» TASK DIRECTIONS: Your task is to count the lines of the entries below that include the word "Market" and to give only the resulting number.

» PROVIDED MATERIAL:
::::

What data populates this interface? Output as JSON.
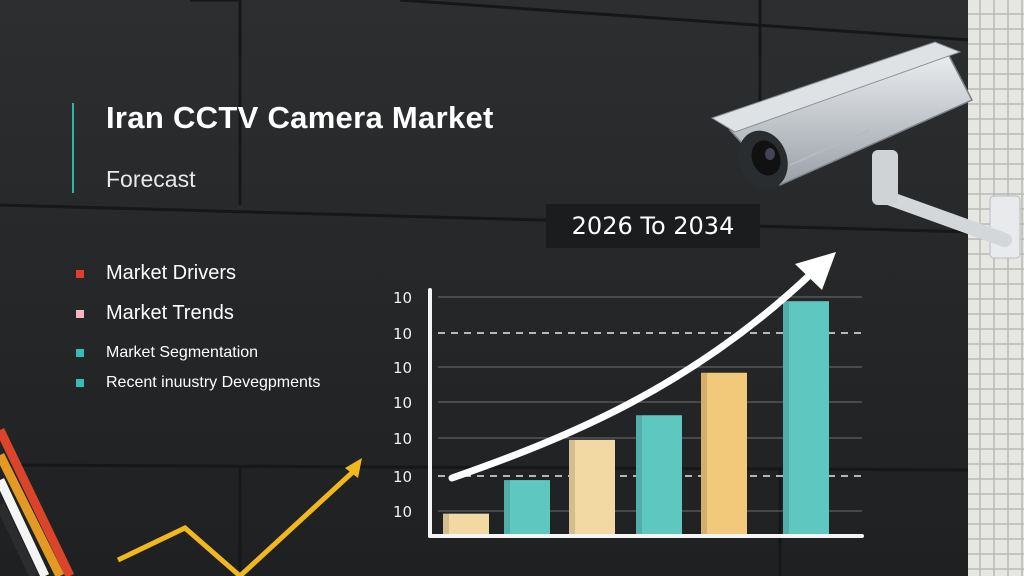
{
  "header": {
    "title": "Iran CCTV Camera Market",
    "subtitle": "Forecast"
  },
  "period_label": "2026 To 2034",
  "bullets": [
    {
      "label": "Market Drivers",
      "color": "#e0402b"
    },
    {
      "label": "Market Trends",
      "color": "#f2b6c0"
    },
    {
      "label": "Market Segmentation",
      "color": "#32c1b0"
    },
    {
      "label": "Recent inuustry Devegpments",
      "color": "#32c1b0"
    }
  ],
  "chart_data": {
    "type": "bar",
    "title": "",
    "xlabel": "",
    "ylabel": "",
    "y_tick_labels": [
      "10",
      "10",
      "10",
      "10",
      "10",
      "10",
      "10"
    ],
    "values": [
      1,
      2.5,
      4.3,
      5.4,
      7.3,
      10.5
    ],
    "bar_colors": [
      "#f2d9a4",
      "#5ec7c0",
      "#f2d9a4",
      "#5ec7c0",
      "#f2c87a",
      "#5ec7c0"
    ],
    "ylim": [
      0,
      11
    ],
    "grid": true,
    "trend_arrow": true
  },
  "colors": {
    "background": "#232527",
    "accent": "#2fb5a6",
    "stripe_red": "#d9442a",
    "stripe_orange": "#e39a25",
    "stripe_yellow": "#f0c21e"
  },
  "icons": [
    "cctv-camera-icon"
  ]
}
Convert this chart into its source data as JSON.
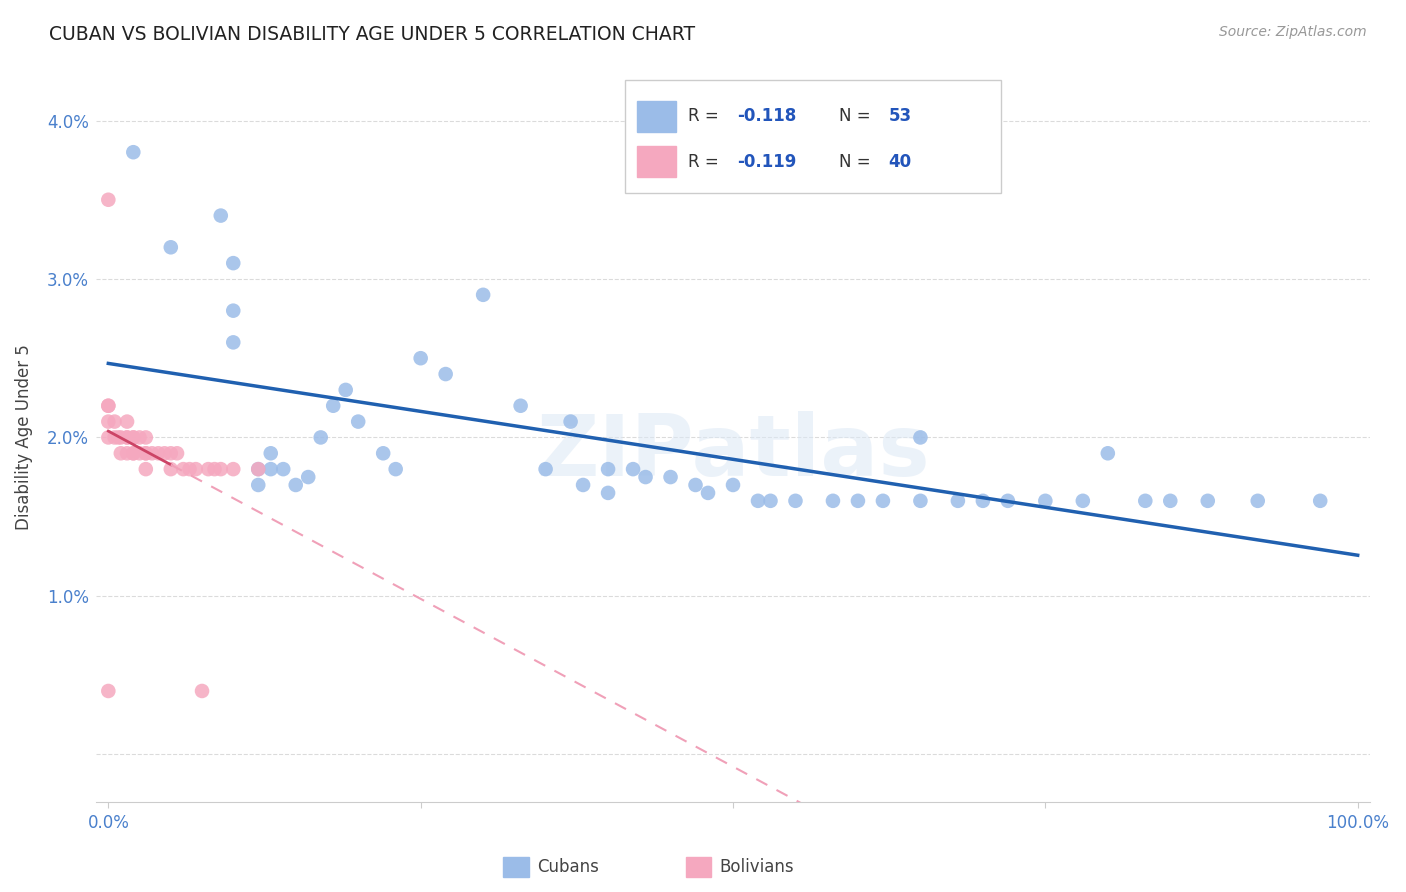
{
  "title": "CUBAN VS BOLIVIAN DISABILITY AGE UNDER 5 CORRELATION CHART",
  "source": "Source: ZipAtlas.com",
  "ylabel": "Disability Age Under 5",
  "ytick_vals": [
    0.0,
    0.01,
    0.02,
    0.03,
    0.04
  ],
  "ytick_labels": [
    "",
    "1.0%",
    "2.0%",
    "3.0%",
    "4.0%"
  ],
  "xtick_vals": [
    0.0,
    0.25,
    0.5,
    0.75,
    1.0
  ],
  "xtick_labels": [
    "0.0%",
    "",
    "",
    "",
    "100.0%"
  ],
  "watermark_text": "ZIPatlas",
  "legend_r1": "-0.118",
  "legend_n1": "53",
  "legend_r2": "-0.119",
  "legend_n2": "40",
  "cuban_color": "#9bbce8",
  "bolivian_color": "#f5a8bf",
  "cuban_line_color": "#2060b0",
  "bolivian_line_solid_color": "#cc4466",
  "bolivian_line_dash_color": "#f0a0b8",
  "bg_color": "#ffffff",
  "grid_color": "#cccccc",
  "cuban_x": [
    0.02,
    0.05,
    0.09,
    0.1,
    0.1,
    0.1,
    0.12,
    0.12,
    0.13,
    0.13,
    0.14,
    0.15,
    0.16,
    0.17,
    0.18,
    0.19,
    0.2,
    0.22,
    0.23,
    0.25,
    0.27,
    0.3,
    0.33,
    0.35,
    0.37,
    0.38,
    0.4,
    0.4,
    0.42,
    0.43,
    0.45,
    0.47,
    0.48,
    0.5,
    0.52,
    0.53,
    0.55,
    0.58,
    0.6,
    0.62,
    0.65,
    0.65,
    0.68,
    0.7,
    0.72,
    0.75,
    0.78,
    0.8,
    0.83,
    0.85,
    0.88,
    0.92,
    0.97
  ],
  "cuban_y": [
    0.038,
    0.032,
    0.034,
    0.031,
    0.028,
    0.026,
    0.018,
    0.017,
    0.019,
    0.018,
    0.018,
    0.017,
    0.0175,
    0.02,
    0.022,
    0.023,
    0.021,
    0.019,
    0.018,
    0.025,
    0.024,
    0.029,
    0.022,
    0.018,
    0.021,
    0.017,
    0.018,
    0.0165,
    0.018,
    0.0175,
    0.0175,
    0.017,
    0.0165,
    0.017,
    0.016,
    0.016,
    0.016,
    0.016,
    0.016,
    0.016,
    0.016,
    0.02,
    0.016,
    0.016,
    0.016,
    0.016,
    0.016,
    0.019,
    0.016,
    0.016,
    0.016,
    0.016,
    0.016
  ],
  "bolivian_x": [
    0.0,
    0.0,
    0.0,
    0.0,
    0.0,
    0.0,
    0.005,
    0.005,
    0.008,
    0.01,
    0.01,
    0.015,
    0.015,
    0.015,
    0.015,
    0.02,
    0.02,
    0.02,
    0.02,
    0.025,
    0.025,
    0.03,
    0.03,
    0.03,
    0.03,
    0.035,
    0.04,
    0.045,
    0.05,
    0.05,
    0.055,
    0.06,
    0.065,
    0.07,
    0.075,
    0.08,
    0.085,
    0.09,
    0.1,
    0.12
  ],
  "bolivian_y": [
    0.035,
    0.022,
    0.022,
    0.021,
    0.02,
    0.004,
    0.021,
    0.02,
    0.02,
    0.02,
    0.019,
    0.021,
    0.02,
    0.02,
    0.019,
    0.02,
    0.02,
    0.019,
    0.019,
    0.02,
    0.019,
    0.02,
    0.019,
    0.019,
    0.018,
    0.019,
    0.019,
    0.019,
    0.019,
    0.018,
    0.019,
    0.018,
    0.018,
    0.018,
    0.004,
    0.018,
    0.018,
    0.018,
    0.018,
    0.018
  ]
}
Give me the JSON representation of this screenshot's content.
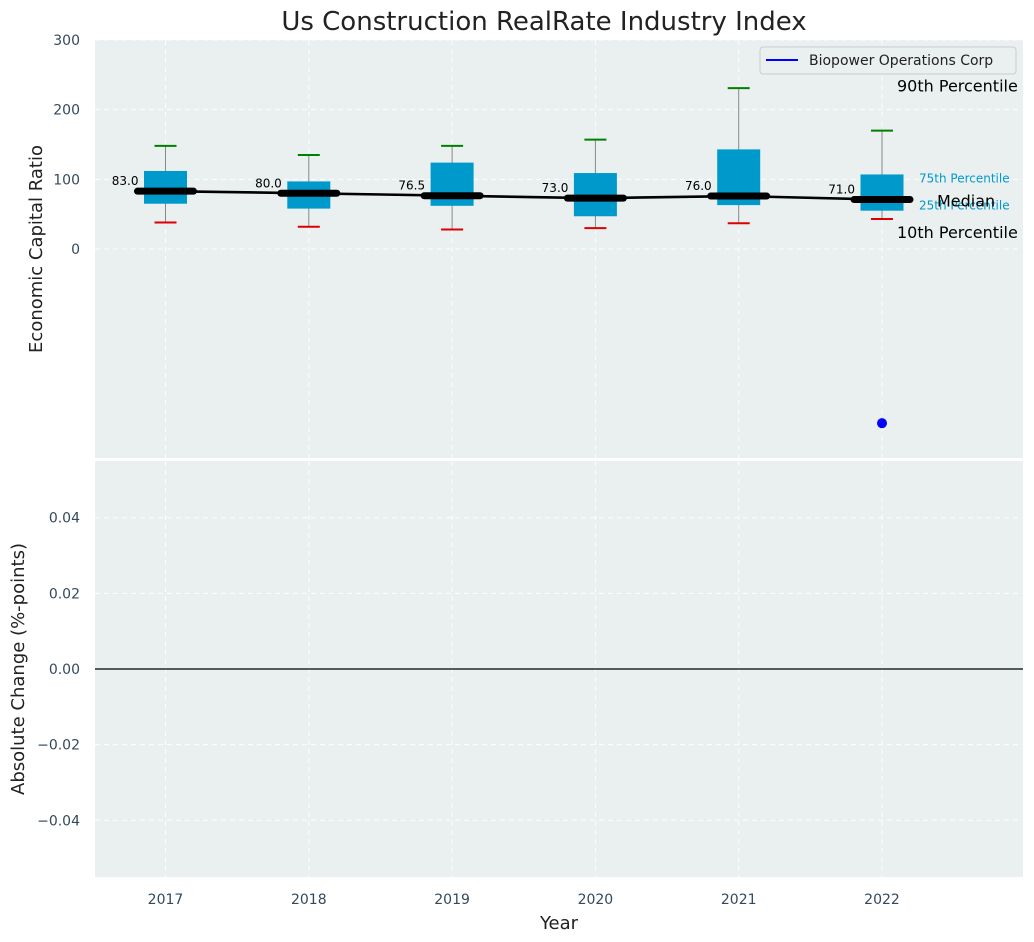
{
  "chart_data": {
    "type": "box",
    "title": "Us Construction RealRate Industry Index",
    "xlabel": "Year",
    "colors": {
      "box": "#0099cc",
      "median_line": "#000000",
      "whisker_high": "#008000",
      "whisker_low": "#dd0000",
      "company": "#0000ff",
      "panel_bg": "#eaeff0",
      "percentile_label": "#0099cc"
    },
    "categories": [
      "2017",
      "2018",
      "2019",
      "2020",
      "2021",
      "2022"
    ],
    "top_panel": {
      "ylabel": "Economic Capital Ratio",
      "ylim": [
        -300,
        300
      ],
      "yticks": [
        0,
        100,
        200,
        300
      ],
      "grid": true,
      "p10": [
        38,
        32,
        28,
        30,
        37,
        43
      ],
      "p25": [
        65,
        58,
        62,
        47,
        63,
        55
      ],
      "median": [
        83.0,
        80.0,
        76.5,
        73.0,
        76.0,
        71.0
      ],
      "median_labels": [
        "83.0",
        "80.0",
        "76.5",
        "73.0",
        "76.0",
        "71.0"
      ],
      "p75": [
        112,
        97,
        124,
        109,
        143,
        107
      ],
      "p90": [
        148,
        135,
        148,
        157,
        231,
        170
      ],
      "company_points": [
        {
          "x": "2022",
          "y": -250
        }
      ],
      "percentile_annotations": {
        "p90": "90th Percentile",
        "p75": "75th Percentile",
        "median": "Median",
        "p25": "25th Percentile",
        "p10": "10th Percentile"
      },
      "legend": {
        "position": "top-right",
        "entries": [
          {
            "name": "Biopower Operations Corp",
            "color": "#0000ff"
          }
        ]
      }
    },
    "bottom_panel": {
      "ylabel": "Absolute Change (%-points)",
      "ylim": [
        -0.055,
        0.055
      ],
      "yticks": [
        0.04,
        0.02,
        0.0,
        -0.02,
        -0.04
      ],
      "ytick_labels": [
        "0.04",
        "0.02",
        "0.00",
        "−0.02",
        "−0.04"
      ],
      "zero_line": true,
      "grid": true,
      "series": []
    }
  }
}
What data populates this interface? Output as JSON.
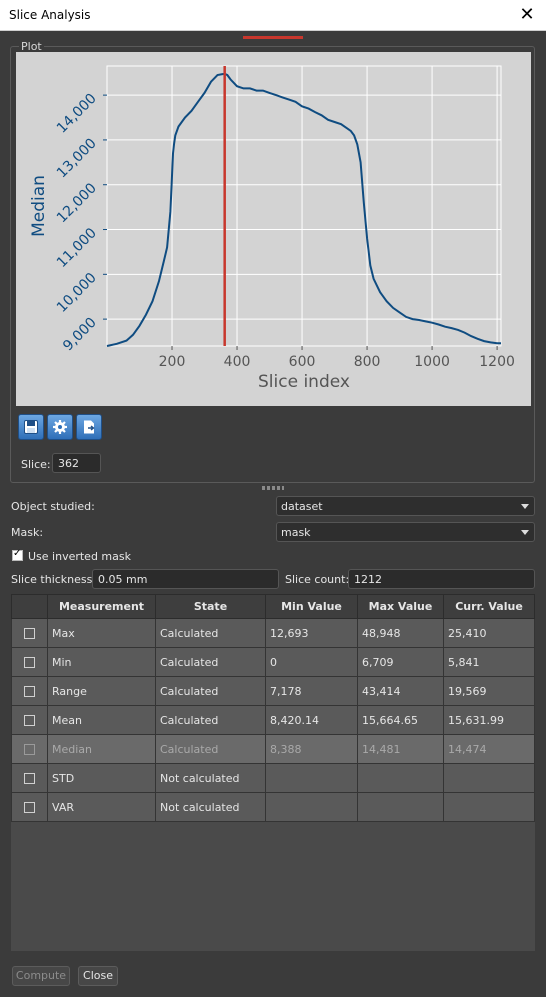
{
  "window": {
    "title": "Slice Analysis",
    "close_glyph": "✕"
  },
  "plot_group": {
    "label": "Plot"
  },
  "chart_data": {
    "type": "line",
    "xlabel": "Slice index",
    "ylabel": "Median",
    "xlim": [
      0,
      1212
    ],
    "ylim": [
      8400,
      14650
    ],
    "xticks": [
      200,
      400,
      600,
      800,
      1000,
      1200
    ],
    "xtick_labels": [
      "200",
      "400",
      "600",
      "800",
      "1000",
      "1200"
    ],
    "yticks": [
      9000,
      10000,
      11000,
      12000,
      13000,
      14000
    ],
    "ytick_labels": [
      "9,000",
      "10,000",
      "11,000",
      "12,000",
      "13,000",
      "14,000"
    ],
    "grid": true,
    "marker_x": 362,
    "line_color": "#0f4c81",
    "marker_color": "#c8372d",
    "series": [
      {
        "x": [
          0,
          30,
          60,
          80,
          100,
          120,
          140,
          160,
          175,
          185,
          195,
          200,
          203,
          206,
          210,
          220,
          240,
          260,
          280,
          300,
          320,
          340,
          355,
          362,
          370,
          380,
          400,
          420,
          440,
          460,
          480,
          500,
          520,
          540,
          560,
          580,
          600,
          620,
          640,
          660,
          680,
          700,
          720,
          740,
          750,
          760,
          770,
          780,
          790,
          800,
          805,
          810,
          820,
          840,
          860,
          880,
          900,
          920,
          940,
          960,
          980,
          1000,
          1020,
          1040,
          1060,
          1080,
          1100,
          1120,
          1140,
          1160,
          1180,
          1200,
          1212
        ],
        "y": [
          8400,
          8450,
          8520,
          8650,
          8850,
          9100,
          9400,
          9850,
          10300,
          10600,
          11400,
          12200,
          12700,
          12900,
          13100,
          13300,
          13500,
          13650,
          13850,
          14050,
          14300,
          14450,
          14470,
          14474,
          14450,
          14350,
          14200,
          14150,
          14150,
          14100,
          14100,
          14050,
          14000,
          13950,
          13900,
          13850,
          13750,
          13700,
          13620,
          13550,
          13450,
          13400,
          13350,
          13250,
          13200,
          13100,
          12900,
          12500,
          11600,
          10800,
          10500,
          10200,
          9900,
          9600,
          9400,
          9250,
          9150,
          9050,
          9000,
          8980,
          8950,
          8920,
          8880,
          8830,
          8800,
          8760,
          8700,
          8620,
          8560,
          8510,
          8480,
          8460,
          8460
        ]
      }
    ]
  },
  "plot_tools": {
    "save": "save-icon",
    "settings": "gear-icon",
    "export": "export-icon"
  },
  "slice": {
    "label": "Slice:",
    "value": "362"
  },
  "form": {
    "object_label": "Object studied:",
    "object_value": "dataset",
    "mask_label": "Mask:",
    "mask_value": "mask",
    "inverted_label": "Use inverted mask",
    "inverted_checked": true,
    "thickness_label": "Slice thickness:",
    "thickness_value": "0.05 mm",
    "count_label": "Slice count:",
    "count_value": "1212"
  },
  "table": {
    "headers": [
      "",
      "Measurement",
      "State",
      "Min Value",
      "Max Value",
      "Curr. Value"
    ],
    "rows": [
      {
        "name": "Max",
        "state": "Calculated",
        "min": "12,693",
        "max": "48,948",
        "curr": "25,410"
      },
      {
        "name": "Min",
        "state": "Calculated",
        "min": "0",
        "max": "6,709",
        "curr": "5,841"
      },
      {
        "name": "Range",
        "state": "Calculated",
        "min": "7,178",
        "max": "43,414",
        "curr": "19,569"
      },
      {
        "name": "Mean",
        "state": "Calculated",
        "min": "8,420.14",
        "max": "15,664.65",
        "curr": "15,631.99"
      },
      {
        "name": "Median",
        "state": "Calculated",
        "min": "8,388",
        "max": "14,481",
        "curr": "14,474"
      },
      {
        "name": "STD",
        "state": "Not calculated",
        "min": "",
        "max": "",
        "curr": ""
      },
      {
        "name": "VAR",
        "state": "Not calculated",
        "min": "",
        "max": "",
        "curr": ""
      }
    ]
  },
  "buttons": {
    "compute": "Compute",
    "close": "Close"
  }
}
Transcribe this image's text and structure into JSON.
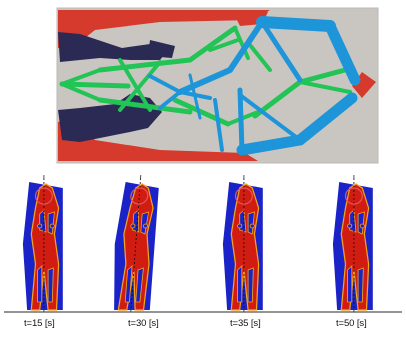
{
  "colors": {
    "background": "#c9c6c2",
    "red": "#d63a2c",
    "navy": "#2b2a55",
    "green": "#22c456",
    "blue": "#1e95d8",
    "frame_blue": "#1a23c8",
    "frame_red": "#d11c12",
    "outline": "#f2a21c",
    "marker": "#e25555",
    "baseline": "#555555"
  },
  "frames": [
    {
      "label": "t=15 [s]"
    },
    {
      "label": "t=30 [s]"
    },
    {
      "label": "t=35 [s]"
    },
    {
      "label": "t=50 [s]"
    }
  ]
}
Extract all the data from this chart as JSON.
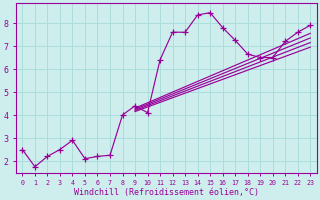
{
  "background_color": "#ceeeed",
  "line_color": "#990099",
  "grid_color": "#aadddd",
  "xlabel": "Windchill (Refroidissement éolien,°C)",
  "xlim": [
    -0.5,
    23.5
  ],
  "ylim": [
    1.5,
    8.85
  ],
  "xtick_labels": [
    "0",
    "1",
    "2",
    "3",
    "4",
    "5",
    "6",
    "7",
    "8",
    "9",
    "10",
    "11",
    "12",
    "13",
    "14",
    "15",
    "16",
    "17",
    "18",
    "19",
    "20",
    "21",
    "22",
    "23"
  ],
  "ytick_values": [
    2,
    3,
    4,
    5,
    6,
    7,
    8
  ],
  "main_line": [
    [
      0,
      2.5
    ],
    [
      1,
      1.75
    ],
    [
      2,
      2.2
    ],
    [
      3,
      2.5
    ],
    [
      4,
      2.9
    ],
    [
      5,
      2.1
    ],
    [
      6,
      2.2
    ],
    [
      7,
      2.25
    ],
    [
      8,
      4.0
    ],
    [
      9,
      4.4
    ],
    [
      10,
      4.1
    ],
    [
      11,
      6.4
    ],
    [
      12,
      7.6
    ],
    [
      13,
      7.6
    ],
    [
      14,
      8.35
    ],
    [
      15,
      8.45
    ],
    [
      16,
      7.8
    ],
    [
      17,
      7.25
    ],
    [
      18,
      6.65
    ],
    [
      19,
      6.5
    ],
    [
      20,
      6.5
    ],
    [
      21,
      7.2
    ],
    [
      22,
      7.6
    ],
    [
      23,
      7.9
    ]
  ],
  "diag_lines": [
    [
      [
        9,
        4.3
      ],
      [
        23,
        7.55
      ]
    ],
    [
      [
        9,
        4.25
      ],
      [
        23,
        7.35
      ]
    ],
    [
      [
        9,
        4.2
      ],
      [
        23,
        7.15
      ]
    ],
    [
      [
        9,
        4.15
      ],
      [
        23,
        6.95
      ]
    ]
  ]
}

::::

» ANSWER TO THE EXERCISE: 4